### Document text
G. de P. -- That is a very pertinent and interesting
question. You can count the classes of sishtas in the following
way: first kingdom of elementals, second kingdom of elementals,
third kingdom of elementals, the mineral kingdom, the vegetable
kingdom, the beast kingdom -- this last not yet fully in obscuration,
and therefore not yet fully in the sishta stage -- and the human
kingdom. How many kingdoms have I enumerated thus far?
Many Voices -- Seven.
G. de P. -- Good. There are also three other
classes of monads or life-waves who will follow us after the human
kingdom shall have gone on, thus making ten classes in all. Is
the answer responsive to your question?
Student -- Not exactly. I was asking whether
there are six classes of sishtas -- which would be sishtas belonging
to the other globes -- awaiting the return of the humanities on
the other globes, just as their humanities come to this globe.
G. de P. -- Certainly, but why do you limit the
number of sishta-Groups to six?
Student -- Because I was thinking only of the
human.
G. de P. -- You were thinking only of the human
sishtas of any round through the seven globes of the planetary
chain?
Student -- My question referred only to the human.
Of course I know that there must be the same on every one of these
planes.
G. de P. -- Yes. Now I think I understand you;
but will you state your question once more, and briefly?
Student -- My question is: are there six classes
of human sishtas on this globe now awaiting the return of their
respective humanities from the other globes?
G. de P. -- No. The human class of monads, or the human life-wave, leaves only one class of sishtas on any globe. Of course, this one class of sishtas itself is divided into different families or grades, because it is obvious that all human beings are not equally evolved. We have the white men -- or rather the pink men, more accurately perhaps pink-brown -- then the yellow-skin men, then the black men so called, and the various tribes of barbarians and savages now living on the earth. These men all belong to the human kingdom, to the one human life-wave, and in some cases are simply relics of different human races which have previously passed through their period of racial supremacy. Remember, however, that the sishtas left on any globe are always the highest or most evolved of that respective life-wave.
Why do you think that the human life-Wave is divided into six?
Student -- Because there are six globes.
G. de P. -- There are seven globes.
Student -- Yes, seven. But on this globe there
is of course one active humanity. Now when the next globe comes
to this globe -- when the globe just behind us moves on to this
globe -- there must be some sishtas, I should think, waiting here
for them, just as sishtas on the next globe will be waiting for
us.

Element region listings:
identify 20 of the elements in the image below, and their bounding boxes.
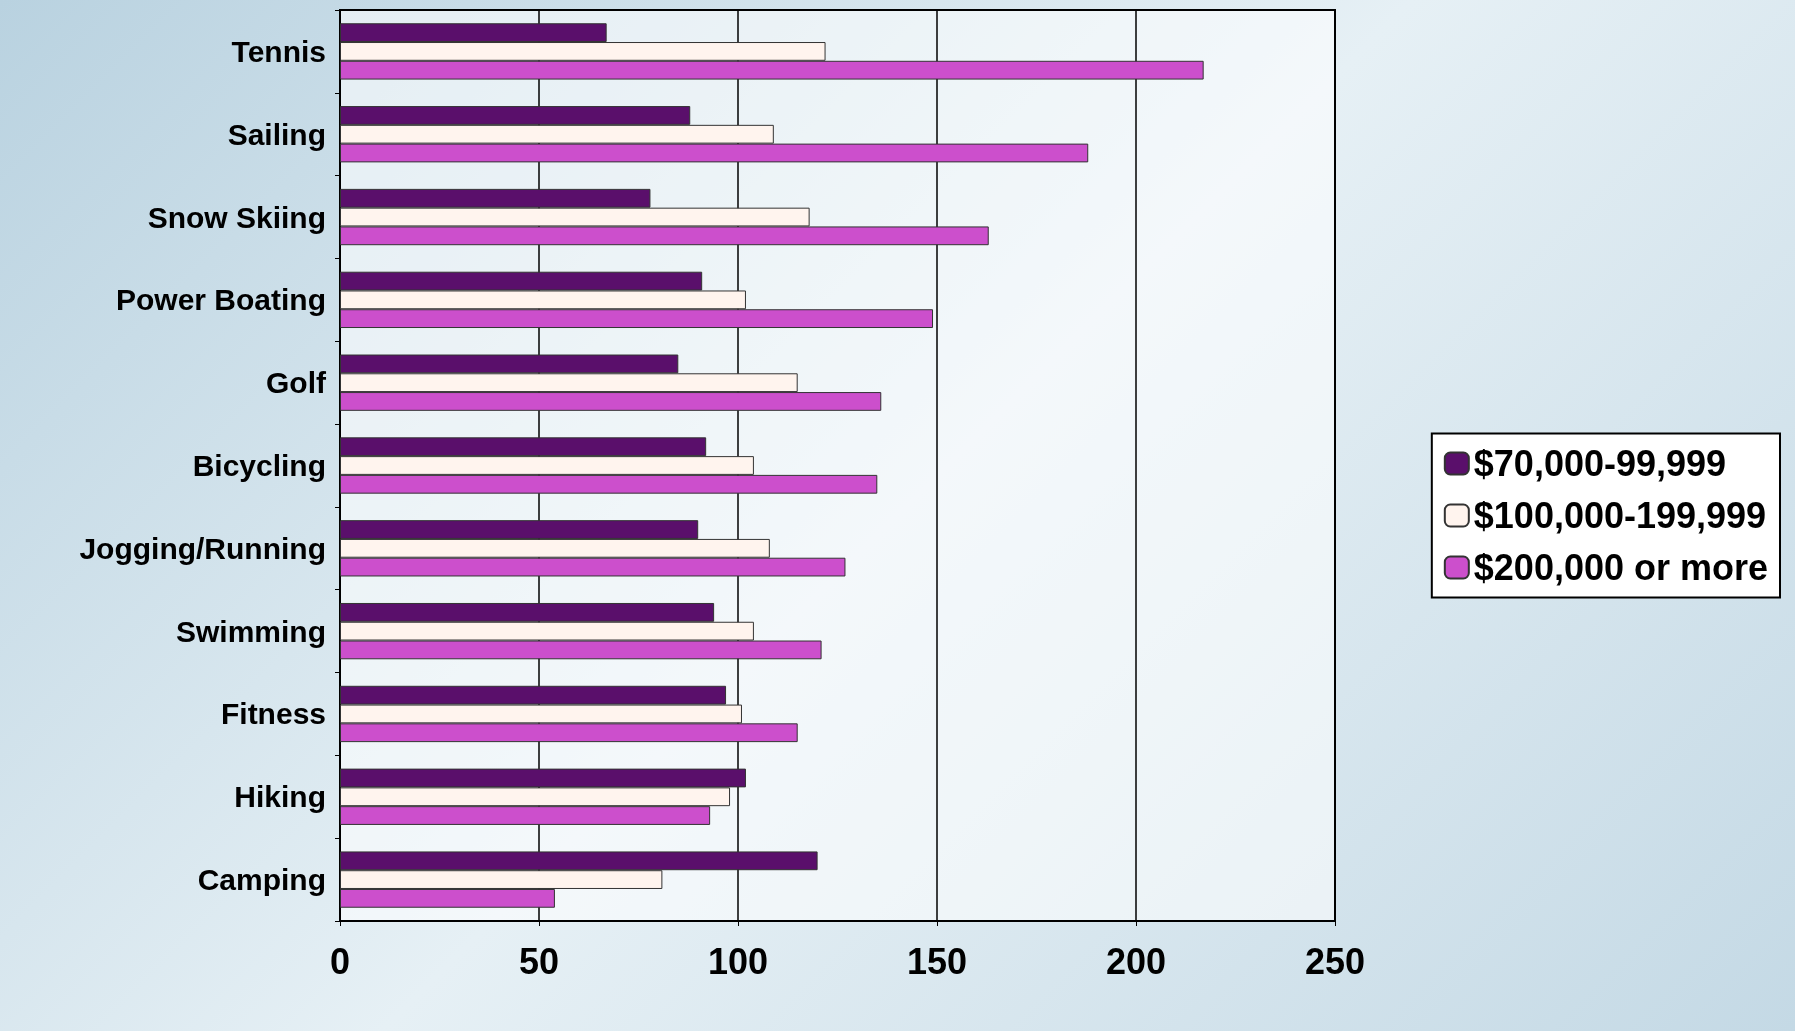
- y-tick-label: Power Boating: [115, 283, 326, 317]
- x-tick-label: 200: [1105, 940, 1167, 982]
- y-tick-label: Hiking: [234, 780, 326, 814]
- y-tick-label: Golf: [266, 366, 327, 400]
- x-tick-label: 0: [329, 940, 351, 982]
- x-tick-label: 250: [1304, 940, 1366, 982]
- y-tick-label: Snow Skiing: [147, 200, 326, 234]
- x-tick-label: 50: [518, 940, 560, 982]
- y-tick-label: Fitness: [220, 697, 326, 731]
- y-tick-label: Sailing: [227, 117, 326, 151]
- y-tick-label: Camping: [197, 863, 326, 897]
- x-tick-label: 100: [707, 940, 769, 982]
- y-tick-label: Tennis: [231, 34, 326, 68]
- y-tick-label: Bicycling: [192, 449, 326, 482]
- legend-label: $100,000-199,999: [1473, 495, 1767, 536]
- legend-label: $200,000 or more: [1473, 547, 1768, 588]
- y-tick-label: Swimming: [175, 614, 326, 648]
- x-tick-label: 150: [906, 940, 968, 982]
- legend-label: $70,000-99,999: [1473, 443, 1727, 484]
- y-tick-label: Jogging/Running: [79, 531, 326, 565]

### Directives
1. According to the dialogue on sishtas, how many classes of sishtas does the human life-wave leave on any globe?
2. In the records, return the lines from the line with "- y-tick-label: Power" through the line with "- x-tick-label: 0: [329, 940, 351, 982]", reproduced verbatim.

### Expected responses
1. Only one class.

2.
- y-tick-label: Power Boating: [115, 283, 326, 317]
- x-tick-label: 200: [1105, 940, 1167, 982]
- y-tick-label: Hiking: [234, 780, 326, 814]
- y-tick-label: Golf: [266, 366, 327, 400]
- x-tick-label: 0: [329, 940, 351, 982]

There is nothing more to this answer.